## Data for this task

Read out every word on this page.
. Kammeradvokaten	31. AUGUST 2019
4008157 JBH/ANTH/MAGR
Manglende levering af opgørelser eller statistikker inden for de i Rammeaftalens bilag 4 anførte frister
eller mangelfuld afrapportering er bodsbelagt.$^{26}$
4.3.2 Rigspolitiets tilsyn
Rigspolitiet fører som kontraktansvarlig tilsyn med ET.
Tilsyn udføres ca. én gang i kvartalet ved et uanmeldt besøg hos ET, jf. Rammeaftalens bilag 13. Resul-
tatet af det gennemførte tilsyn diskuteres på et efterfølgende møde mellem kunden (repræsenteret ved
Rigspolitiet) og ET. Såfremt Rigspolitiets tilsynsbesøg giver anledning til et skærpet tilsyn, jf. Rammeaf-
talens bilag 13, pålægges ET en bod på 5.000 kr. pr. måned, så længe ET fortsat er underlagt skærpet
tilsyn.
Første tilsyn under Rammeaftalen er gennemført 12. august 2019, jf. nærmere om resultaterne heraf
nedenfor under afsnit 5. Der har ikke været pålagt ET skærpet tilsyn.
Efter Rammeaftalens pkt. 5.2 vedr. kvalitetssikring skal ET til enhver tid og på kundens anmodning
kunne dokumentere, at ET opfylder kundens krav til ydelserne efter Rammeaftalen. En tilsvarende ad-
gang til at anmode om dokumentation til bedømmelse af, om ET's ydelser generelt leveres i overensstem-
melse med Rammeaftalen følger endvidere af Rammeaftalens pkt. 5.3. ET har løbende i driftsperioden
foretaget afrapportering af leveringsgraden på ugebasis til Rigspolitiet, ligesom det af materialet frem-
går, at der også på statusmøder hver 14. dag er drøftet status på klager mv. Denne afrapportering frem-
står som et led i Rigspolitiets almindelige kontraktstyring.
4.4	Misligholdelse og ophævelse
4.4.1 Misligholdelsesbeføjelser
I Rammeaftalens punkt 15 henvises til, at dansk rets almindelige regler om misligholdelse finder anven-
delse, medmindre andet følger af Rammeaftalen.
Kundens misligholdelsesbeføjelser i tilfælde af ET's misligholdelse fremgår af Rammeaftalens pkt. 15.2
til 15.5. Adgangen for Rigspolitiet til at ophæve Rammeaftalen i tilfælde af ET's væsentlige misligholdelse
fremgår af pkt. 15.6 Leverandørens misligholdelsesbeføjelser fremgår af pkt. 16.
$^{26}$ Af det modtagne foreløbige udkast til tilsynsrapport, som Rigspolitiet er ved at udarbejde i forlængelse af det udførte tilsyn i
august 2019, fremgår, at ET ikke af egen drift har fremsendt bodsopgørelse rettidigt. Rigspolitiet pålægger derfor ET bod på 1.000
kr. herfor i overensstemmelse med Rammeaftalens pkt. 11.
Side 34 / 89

## Your objective
Print the listing above in full, exactly as it is.

## Task output
Read out every word on this page.
. Kammeradvokaten	31. AUGUST 2019
4008157 JBH/ANTH/MAGR
Manglende levering af opgørelser eller statistikker inden for de i Rammeaftalens bilag 4 anførte frister
eller mangelfuld afrapportering er bodsbelagt.$^{26}$
4.3.2 Rigspolitiets tilsyn
Rigspolitiet fører som kontraktansvarlig tilsyn med ET.
Tilsyn udføres ca. én gang i kvartalet ved et uanmeldt besøg hos ET, jf. Rammeaftalens bilag 13. Resul-
tatet af det gennemførte tilsyn diskuteres på et efterfølgende møde mellem kunden (repræsenteret ved
Rigspolitiet) og ET. Såfremt Rigspolitiets tilsynsbesøg giver anledning til et skærpet tilsyn, jf. Rammeaf-
talens bilag 13, pålægges ET en bod på 5.000 kr. pr. måned, så længe ET fortsat er underlagt skærpet
tilsyn.
Første tilsyn under Rammeaftalen er gennemført 12. august 2019, jf. nærmere om resultaterne heraf
nedenfor under afsnit 5. Der har ikke været pålagt ET skærpet tilsyn.
Efter Rammeaftalens pkt. 5.2 vedr. kvalitetssikring skal ET til enhver tid og på kundens anmodning
kunne dokumentere, at ET opfylder kundens krav til ydelserne efter Rammeaftalen. En tilsvarende ad-
gang til at anmode om dokumentation til bedømmelse af, om ET's ydelser generelt leveres i overensstem-
melse med Rammeaftalen følger endvidere af Rammeaftalens pkt. 5.3. ET har løbende i driftsperioden
foretaget afrapportering af leveringsgraden på ugebasis til Rigspolitiet, ligesom det af materialet frem-
går, at der også på statusmøder hver 14. dag er drøftet status på klager mv. Denne afrapportering frem-
står som et led i Rigspolitiets almindelige kontraktstyring.
4.4	Misligholdelse og ophævelse
4.4.1 Misligholdelsesbeføjelser
I Rammeaftalens punkt 15 henvises til, at dansk rets almindelige regler om misligholdelse finder anven-
delse, medmindre andet følger af Rammeaftalen.
Kundens misligholdelsesbeføjelser i tilfælde af ET's misligholdelse fremgår af Rammeaftalens pkt. 15.2
til 15.5. Adgangen for Rigspolitiet til at ophæve Rammeaftalen i tilfælde af ET's væsentlige misligholdelse
fremgår af pkt. 15.6 Leverandørens misligholdelsesbeføjelser fremgår af pkt. 16.
$^{26}$ Af det modtagne foreløbige udkast til tilsynsrapport, som Rigspolitiet er ved at udarbejde i forlængelse af det udførte tilsyn i
august 2019, fremgår, at ET ikke af egen drift har fremsendt bodsopgørelse rettidigt. Rigspolitiet pålægger derfor ET bod på 1.000
kr. herfor i overensstemmelse med Rammeaftalens pkt. 11.
Side 34 / 89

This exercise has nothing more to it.